### TASK GOAL
Return each line holding the string "subtitle".

Dataset records on visual material
/---
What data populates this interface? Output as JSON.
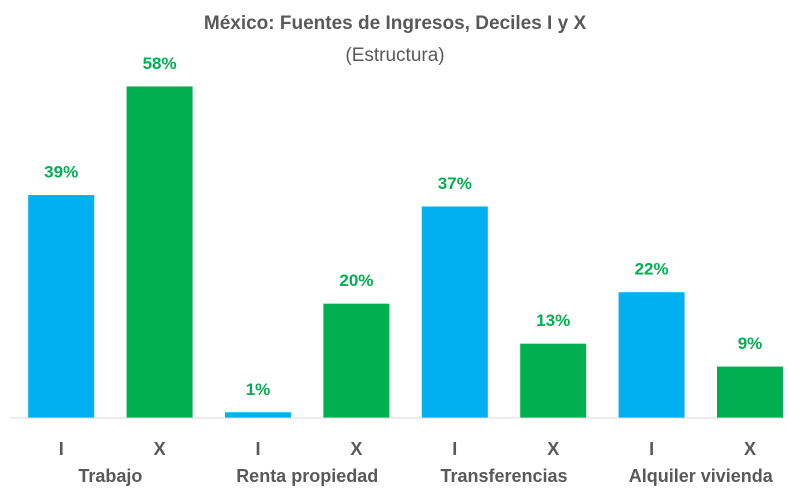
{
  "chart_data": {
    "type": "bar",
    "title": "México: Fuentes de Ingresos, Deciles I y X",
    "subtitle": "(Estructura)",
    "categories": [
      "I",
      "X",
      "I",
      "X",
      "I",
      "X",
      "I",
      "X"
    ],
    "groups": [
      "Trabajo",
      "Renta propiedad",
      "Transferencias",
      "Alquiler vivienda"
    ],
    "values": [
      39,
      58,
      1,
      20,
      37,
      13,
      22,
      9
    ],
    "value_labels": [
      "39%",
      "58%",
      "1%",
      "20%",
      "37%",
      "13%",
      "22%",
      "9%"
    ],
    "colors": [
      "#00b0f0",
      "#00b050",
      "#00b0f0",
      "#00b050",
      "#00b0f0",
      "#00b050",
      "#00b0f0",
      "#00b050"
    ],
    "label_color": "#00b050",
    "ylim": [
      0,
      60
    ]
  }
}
\---
/---
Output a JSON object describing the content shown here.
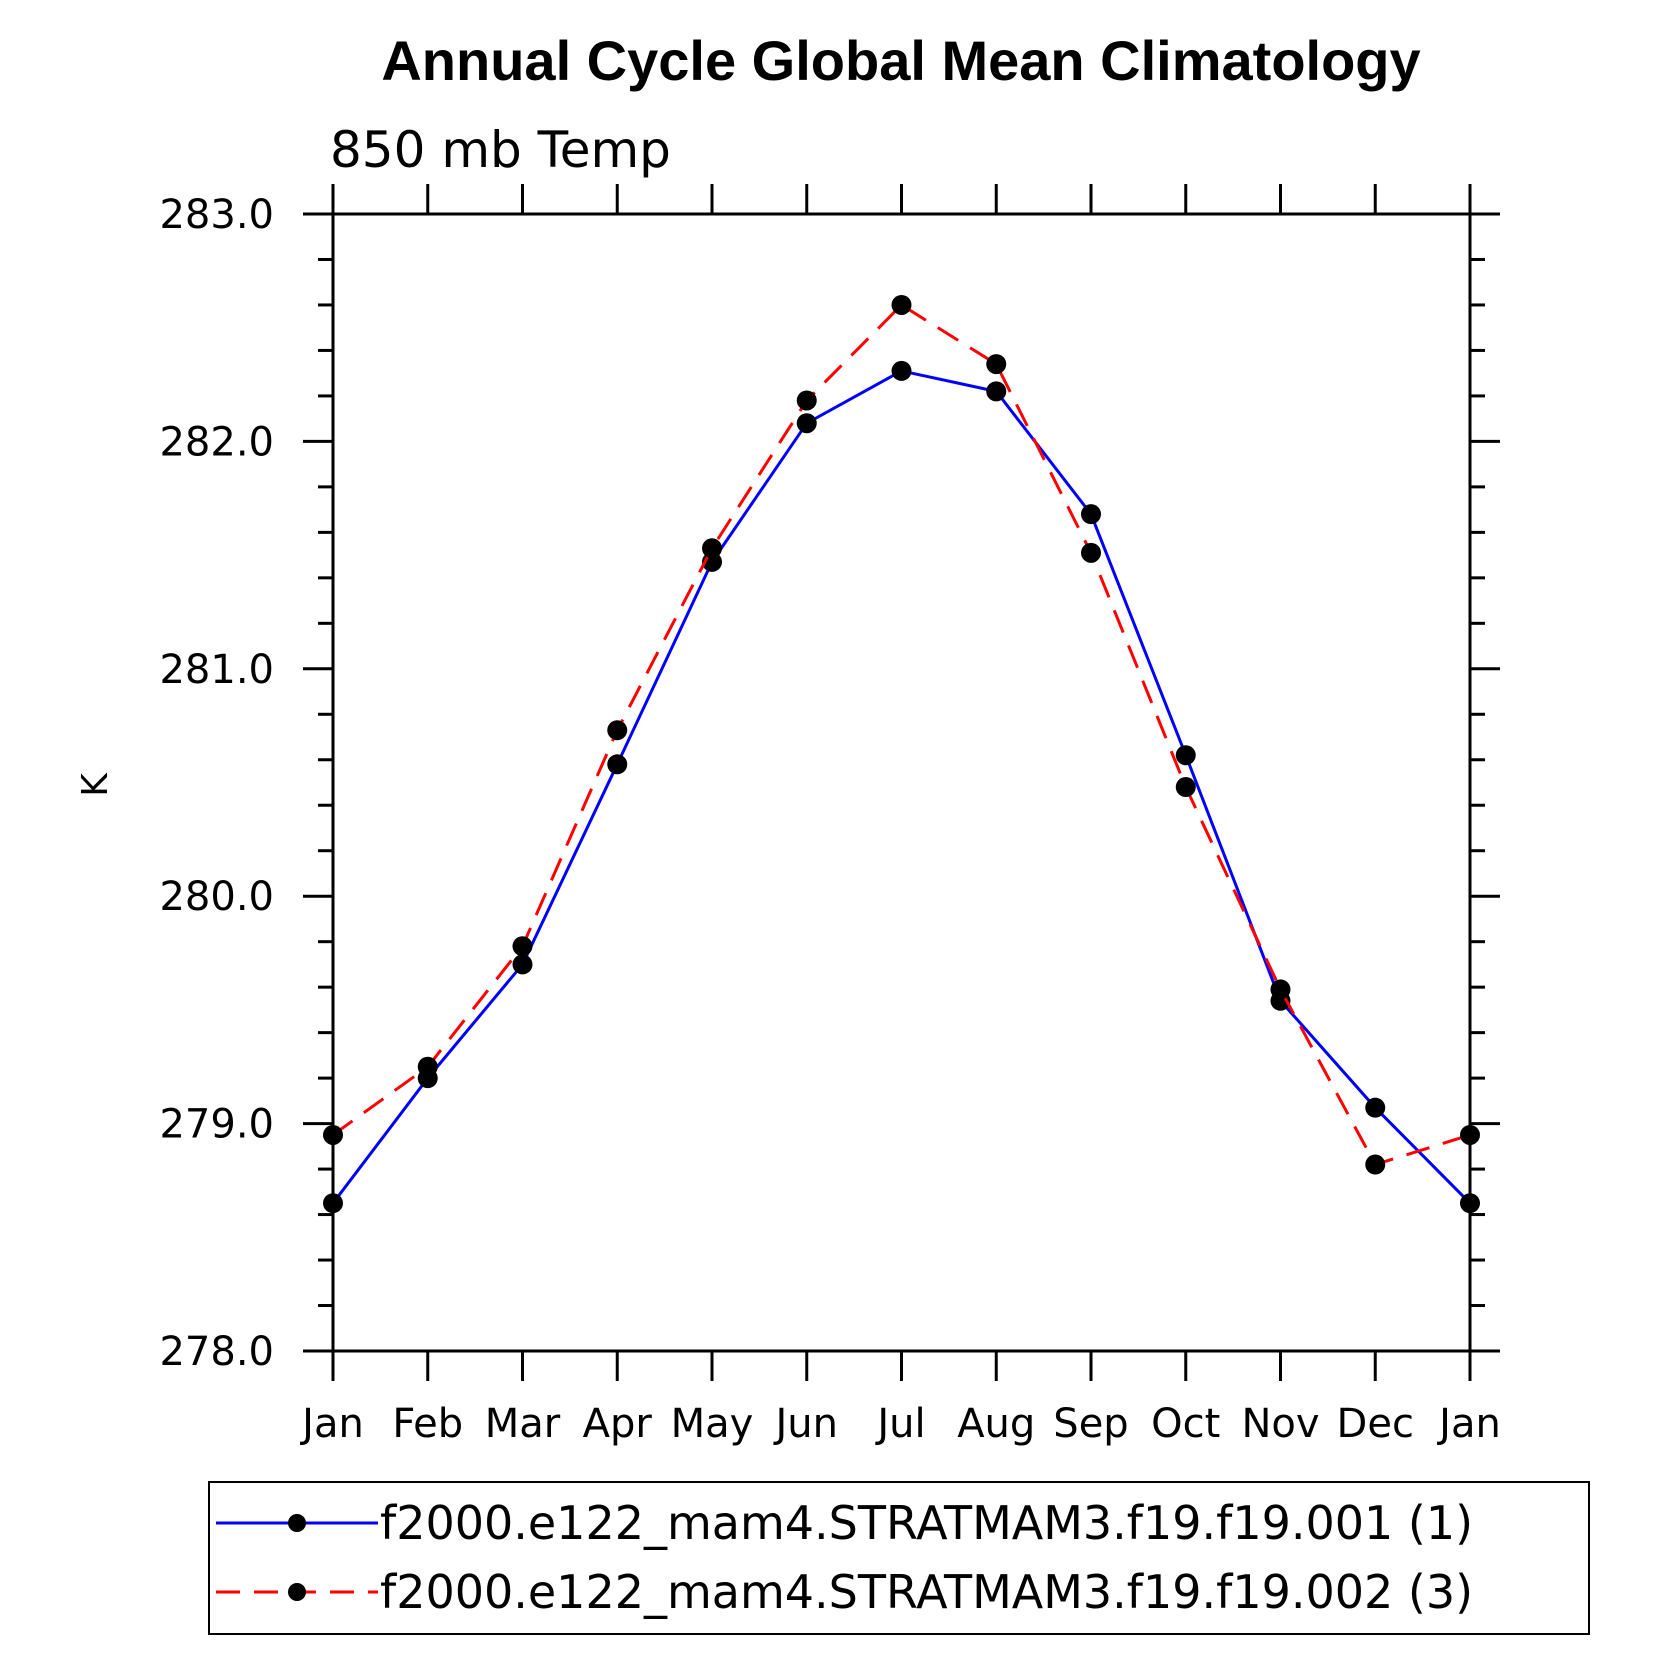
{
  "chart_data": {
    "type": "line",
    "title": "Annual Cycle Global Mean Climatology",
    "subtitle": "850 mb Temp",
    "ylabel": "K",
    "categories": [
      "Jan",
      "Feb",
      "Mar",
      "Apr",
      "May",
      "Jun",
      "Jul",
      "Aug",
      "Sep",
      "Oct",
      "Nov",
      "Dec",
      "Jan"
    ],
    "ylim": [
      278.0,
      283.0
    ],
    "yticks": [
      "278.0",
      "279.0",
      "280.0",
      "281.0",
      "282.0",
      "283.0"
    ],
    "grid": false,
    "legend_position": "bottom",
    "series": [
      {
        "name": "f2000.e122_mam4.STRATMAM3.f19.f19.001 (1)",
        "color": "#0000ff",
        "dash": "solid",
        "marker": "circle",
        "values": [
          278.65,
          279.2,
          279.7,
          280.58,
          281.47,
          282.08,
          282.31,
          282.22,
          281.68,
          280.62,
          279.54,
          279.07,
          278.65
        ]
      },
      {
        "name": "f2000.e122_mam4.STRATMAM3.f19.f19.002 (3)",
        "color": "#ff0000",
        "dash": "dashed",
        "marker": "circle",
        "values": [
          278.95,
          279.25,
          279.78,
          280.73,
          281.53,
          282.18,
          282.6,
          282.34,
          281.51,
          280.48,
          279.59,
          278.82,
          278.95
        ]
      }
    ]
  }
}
\---
/---
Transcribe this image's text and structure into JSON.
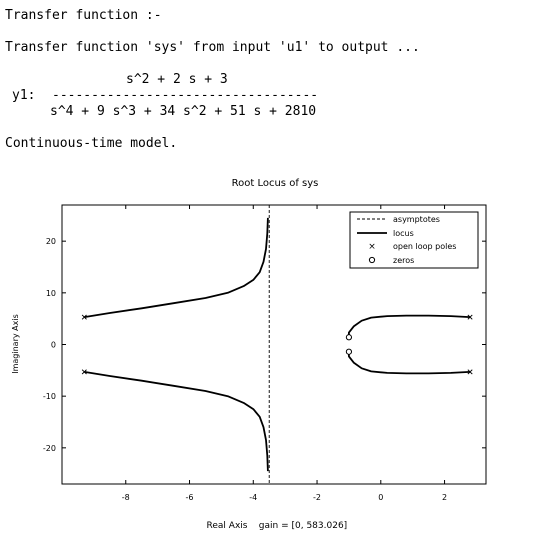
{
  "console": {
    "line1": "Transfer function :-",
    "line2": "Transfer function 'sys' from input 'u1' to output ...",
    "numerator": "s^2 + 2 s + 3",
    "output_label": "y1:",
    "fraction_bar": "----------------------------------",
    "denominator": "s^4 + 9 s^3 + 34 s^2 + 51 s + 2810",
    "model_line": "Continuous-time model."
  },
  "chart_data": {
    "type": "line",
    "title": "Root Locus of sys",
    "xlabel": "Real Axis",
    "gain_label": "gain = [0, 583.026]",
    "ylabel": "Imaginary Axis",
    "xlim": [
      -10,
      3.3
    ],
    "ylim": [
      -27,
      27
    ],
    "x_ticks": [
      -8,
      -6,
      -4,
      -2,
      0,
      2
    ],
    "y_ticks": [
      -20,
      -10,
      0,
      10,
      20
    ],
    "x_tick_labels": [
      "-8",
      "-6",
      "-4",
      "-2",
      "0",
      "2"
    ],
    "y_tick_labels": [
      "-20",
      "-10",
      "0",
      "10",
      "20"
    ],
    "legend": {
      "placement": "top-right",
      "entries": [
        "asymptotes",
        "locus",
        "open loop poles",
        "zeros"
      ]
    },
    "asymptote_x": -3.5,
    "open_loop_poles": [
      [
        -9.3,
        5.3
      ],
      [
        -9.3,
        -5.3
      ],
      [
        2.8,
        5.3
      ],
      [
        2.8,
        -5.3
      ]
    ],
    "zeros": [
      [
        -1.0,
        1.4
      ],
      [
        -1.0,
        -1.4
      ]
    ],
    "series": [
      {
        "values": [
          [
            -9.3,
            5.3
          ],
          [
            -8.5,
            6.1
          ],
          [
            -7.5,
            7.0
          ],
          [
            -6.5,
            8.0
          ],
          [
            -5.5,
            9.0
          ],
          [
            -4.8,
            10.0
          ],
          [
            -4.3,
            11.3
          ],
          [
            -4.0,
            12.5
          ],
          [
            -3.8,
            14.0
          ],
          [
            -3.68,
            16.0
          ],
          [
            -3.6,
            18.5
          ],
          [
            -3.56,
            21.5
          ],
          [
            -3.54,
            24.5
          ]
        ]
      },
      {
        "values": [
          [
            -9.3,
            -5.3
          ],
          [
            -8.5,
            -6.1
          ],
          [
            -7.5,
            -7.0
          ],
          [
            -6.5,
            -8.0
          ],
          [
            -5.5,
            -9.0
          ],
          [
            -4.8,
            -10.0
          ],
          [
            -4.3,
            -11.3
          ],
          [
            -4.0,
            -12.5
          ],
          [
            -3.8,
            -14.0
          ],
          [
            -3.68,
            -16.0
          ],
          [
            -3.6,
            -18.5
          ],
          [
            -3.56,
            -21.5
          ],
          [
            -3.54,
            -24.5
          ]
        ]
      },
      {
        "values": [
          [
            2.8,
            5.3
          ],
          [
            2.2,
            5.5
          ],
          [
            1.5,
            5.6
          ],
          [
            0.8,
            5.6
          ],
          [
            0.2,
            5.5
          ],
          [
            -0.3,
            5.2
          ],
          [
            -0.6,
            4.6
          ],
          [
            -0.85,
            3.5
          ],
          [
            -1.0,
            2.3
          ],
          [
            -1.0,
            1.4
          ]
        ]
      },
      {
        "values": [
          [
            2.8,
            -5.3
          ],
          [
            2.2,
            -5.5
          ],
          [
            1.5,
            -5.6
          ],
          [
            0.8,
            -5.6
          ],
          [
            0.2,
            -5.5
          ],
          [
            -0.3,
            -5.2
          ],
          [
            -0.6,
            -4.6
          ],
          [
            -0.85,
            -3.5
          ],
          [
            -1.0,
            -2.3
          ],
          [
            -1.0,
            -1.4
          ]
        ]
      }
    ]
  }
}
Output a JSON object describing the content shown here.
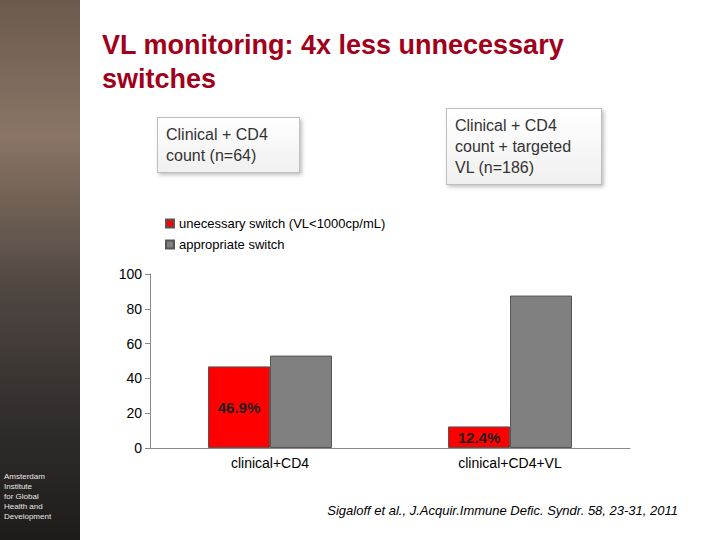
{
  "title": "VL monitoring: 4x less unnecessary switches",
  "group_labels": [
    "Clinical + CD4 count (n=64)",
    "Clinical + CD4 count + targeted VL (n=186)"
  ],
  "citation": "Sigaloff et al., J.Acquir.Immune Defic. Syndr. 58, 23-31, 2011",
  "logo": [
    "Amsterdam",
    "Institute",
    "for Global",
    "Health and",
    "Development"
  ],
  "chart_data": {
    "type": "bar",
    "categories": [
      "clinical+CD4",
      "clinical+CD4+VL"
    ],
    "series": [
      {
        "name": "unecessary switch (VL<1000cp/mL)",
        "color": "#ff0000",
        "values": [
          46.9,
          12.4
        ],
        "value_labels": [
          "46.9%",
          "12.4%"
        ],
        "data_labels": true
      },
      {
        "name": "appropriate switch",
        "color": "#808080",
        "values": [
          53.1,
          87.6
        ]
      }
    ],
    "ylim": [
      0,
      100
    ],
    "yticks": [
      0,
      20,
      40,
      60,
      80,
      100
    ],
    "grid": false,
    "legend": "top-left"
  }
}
\---
### RESULT FOR THIS EXERCISE
    "subtitle": "(Estructura)",
    "subtitle": "850 mb Temp",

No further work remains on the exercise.